• [Your objective]: Word for word, transcribe the lines below and drop the pictures.

• [Records provided]:
[START]

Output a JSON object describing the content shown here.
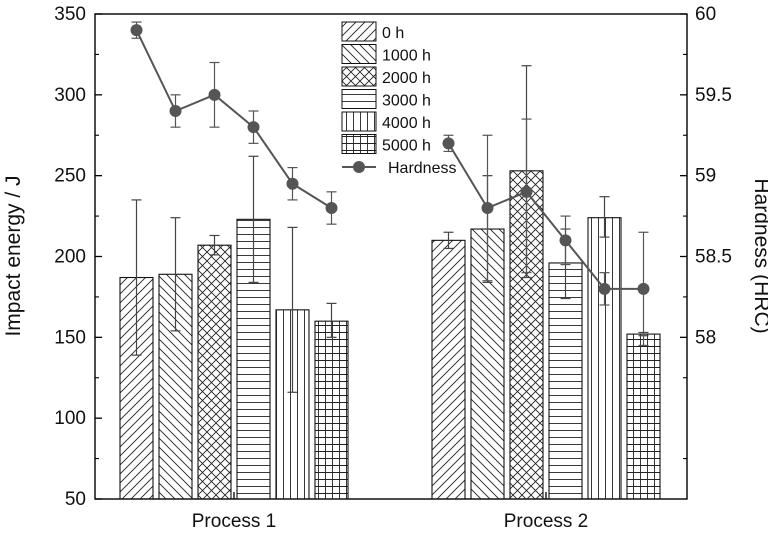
{
  "chart_data": {
    "type": "bar",
    "categories": [
      "Process 1",
      "Process 2"
    ],
    "left_axis": {
      "label": "Impact energy / J",
      "ylim": [
        50,
        350
      ],
      "ticks": [
        50,
        100,
        150,
        200,
        250,
        300,
        350
      ]
    },
    "right_axis": {
      "label": "Hardness (HRC)",
      "ylim": [
        57,
        60
      ],
      "ticks": [
        "58",
        "58.5",
        "59",
        "59.5",
        "60"
      ]
    },
    "bar_series": [
      {
        "name": "0 h",
        "pattern": "diag-up",
        "values": [
          187,
          210
        ],
        "err_low": [
          139,
          205
        ],
        "err_high": [
          235,
          215
        ]
      },
      {
        "name": "1000 h",
        "pattern": "diag-down",
        "values": [
          189,
          217
        ],
        "err_low": [
          154,
          184
        ],
        "err_high": [
          224,
          250
        ]
      },
      {
        "name": "2000 h",
        "pattern": "cross-diag",
        "values": [
          207,
          253
        ],
        "err_low": [
          201,
          187
        ],
        "err_high": [
          213,
          318
        ]
      },
      {
        "name": "3000 h",
        "pattern": "horizontal",
        "values": [
          223,
          196
        ],
        "err_low": [
          184,
          174
        ],
        "err_high": [
          262,
          217
        ]
      },
      {
        "name": "4000 h",
        "pattern": "vertical",
        "values": [
          167,
          224
        ],
        "err_low": [
          116,
          212
        ],
        "err_high": [
          218,
          237
        ]
      },
      {
        "name": "5000 h",
        "pattern": "grid",
        "values": [
          160,
          152
        ],
        "err_low": [
          150,
          151
        ],
        "err_high": [
          171,
          153
        ]
      }
    ],
    "hardness_series": {
      "name": "Hardness",
      "color": "#555555",
      "values": [
        59.9,
        59.4,
        59.5,
        59.3,
        58.95,
        58.8,
        59.2,
        58.8,
        58.9,
        58.6,
        58.3,
        58.3
      ],
      "err_low": [
        59.85,
        59.3,
        59.3,
        59.2,
        58.85,
        58.7,
        59.15,
        58.35,
        58.4,
        58.45,
        58.2,
        57.95
      ],
      "err_high": [
        59.95,
        59.5,
        59.7,
        59.4,
        59.05,
        58.9,
        59.25,
        59.25,
        59.35,
        58.75,
        58.4,
        58.65
      ]
    },
    "legend_position": "top-center",
    "grid": false,
    "colors": {
      "bar_fill": "#ffffff",
      "bar_stroke": "#111111",
      "hatch": "#222222",
      "error_bar": "#444444"
    }
  }
}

[END]

• [Solution to the problem]:
Output a JSON object describing the content shown here.
{
  "chart_data": {
    "type": "bar",
    "categories": [
      "Process 1",
      "Process 2"
    ],
    "left_axis": {
      "label": "Impact energy / J",
      "ylim": [
        50,
        350
      ],
      "ticks": [
        50,
        100,
        150,
        200,
        250,
        300,
        350
      ]
    },
    "right_axis": {
      "label": "Hardness (HRC)",
      "ylim": [
        57,
        60
      ],
      "ticks": [
        "58",
        "58.5",
        "59",
        "59.5",
        "60"
      ]
    },
    "bar_series": [
      {
        "name": "0 h",
        "pattern": "diag-up",
        "values": [
          187,
          210
        ],
        "err_low": [
          139,
          205
        ],
        "err_high": [
          235,
          215
        ]
      },
      {
        "name": "1000 h",
        "pattern": "diag-down",
        "values": [
          189,
          217
        ],
        "err_low": [
          154,
          184
        ],
        "err_high": [
          224,
          250
        ]
      },
      {
        "name": "2000 h",
        "pattern": "cross-diag",
        "values": [
          207,
          253
        ],
        "err_low": [
          201,
          187
        ],
        "err_high": [
          213,
          318
        ]
      },
      {
        "name": "3000 h",
        "pattern": "horizontal",
        "values": [
          223,
          196
        ],
        "err_low": [
          184,
          174
        ],
        "err_high": [
          262,
          217
        ]
      },
      {
        "name": "4000 h",
        "pattern": "vertical",
        "values": [
          167,
          224
        ],
        "err_low": [
          116,
          212
        ],
        "err_high": [
          218,
          237
        ]
      },
      {
        "name": "5000 h",
        "pattern": "grid",
        "values": [
          160,
          152
        ],
        "err_low": [
          150,
          151
        ],
        "err_high": [
          171,
          153
        ]
      }
    ],
    "hardness_series": {
      "name": "Hardness",
      "color": "#555555",
      "values": [
        59.9,
        59.4,
        59.5,
        59.3,
        58.95,
        58.8,
        59.2,
        58.8,
        58.9,
        58.6,
        58.3,
        58.3
      ],
      "err_low": [
        59.85,
        59.3,
        59.3,
        59.2,
        58.85,
        58.7,
        59.15,
        58.35,
        58.4,
        58.45,
        58.2,
        57.95
      ],
      "err_high": [
        59.95,
        59.5,
        59.7,
        59.4,
        59.05,
        58.9,
        59.25,
        59.25,
        59.35,
        58.75,
        58.4,
        58.65
      ]
    },
    "legend_position": "top-center",
    "grid": false,
    "colors": {
      "bar_fill": "#ffffff",
      "bar_stroke": "#111111",
      "hatch": "#222222",
      "error_bar": "#444444"
    }
  }
}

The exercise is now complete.